Find the lines below that contain the string "marker". Copy each one.

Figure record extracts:
>> BEGIN
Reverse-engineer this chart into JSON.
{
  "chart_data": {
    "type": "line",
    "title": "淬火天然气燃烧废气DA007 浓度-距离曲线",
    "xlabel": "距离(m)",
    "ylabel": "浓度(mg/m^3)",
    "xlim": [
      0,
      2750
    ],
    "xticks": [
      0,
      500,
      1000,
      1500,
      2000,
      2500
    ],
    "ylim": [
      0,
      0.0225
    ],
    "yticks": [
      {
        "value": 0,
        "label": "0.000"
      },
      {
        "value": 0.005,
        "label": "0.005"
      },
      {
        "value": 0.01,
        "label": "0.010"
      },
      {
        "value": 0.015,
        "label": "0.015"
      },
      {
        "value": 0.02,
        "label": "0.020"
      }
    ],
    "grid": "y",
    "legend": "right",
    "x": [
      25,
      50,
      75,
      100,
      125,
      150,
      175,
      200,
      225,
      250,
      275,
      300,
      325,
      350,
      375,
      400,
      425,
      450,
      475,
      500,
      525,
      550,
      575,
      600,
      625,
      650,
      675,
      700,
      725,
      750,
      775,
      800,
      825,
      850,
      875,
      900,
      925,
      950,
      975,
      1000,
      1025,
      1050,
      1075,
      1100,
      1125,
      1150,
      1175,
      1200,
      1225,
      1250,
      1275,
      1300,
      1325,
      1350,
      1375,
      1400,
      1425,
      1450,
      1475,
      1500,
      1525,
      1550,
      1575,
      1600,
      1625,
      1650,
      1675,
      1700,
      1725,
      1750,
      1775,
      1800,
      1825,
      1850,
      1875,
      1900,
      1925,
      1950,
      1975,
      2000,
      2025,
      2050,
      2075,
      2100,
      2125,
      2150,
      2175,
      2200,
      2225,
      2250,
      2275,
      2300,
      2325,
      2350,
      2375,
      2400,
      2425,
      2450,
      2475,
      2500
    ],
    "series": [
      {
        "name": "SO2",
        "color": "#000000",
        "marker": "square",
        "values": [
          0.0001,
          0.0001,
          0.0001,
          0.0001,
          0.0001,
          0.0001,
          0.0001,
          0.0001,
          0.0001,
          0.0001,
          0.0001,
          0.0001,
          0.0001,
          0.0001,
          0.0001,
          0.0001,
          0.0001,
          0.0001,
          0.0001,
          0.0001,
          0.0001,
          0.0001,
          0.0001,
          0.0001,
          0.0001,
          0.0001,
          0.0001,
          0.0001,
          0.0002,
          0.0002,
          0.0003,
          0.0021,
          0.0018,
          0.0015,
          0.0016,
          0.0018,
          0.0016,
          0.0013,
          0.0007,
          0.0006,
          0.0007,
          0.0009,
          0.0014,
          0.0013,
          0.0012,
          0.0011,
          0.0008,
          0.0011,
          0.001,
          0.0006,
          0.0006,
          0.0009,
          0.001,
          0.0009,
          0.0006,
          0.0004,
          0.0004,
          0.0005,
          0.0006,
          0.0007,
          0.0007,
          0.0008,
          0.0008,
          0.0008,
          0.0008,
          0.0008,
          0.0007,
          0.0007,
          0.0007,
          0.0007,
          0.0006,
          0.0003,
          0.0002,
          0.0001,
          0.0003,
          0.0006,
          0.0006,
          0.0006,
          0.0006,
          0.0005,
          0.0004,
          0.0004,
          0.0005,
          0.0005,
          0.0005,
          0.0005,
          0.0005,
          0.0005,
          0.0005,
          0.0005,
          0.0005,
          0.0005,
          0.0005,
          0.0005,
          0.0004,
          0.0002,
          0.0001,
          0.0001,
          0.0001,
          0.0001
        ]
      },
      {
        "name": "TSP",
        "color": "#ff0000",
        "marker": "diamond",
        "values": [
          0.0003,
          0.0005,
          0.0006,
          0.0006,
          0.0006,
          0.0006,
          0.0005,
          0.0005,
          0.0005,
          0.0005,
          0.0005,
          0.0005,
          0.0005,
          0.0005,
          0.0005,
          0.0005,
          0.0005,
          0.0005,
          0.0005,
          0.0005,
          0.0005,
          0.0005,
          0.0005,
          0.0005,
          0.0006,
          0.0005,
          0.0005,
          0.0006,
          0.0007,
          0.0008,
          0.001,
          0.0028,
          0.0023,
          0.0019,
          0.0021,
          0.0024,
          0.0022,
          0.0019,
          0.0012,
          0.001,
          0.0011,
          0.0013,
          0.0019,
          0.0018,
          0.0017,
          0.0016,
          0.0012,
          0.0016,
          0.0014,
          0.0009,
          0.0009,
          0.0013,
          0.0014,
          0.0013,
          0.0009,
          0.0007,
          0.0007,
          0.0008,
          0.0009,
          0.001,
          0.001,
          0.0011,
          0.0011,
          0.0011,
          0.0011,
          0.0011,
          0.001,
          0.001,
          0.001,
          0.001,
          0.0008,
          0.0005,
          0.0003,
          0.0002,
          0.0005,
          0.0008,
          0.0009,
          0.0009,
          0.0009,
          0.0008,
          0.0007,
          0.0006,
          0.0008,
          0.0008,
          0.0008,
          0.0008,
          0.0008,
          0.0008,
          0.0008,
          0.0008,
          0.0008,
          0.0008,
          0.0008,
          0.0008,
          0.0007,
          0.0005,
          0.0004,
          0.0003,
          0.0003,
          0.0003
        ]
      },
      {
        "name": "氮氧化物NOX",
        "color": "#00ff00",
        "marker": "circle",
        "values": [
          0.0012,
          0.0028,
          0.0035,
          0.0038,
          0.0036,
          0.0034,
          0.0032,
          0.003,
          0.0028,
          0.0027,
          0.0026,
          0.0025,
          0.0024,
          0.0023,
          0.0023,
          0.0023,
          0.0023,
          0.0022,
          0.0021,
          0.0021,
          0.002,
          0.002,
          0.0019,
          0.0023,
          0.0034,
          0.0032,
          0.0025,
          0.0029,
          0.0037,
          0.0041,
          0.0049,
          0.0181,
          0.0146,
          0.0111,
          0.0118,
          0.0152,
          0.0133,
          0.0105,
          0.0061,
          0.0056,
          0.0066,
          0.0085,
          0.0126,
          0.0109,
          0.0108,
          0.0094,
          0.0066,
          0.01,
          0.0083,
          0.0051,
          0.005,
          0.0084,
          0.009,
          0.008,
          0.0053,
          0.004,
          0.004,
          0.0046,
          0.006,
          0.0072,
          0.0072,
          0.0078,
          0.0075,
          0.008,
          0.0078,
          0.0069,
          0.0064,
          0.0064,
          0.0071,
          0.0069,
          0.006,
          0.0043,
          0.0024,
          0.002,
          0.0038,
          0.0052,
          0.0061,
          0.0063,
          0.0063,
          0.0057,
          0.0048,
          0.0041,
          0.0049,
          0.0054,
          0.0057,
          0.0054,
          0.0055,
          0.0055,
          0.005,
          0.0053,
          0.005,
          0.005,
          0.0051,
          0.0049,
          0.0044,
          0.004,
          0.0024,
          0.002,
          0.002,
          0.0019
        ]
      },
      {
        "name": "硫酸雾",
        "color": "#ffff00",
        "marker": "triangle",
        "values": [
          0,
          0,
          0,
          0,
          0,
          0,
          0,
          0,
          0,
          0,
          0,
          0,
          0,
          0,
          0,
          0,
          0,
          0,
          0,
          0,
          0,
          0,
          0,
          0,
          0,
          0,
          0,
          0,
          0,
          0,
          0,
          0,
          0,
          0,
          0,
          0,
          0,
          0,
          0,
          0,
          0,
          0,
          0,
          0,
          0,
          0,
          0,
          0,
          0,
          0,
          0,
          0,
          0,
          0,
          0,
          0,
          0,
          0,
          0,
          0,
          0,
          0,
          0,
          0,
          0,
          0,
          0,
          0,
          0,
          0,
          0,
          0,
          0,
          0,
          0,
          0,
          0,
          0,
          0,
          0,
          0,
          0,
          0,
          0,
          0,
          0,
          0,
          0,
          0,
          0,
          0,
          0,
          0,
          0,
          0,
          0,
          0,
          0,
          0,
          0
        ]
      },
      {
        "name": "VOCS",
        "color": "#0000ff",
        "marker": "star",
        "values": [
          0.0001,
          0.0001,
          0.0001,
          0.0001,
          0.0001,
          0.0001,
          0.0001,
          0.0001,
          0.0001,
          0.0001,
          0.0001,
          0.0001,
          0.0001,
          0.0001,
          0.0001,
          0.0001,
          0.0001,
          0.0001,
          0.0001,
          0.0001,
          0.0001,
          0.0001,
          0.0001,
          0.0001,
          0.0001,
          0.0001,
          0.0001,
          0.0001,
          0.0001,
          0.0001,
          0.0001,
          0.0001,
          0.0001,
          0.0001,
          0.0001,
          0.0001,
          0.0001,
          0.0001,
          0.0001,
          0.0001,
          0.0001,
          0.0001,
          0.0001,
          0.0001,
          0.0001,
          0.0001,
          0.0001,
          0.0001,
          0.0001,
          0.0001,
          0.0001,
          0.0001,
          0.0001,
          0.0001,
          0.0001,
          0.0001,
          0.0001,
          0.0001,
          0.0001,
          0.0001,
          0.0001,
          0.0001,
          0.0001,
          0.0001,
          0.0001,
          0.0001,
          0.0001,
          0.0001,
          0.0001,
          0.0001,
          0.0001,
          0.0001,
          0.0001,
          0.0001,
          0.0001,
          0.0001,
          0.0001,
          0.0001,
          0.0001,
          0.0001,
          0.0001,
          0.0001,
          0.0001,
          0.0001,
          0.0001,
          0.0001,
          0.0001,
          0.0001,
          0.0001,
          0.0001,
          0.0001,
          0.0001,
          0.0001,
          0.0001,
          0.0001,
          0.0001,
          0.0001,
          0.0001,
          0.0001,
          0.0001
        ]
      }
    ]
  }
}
>> END
THE OUTPUT
        "marker": "square",
        "marker": "diamond",
        "marker": "circle",
        "marker": "triangle",
        "marker": "star",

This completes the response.